Your instructions:
Can all of these lines be returned exactly?

[Some records]
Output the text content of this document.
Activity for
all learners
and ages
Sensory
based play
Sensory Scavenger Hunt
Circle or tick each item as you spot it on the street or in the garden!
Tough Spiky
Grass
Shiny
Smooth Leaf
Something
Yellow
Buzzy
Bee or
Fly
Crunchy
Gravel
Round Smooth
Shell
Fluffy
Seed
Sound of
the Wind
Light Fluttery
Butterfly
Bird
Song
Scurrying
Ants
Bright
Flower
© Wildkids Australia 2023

Worked answer:
Output the text content of this document.
Activity for
all learners
and ages
Sensory
based play
Sensory Scavenger Hunt
Circle or tick each item as you spot it on the street or in the garden!
Tough Spiky
Grass
Shiny
Smooth Leaf
Something
Yellow
Buzzy
Bee or
Fly
Crunchy
Gravel
Round Smooth
Shell
Fluffy
Seed
Sound of
the Wind
Light Fluttery
Butterfly
Bird
Song
Scurrying
Ants
Bright
Flower
© Wildkids Australia 2023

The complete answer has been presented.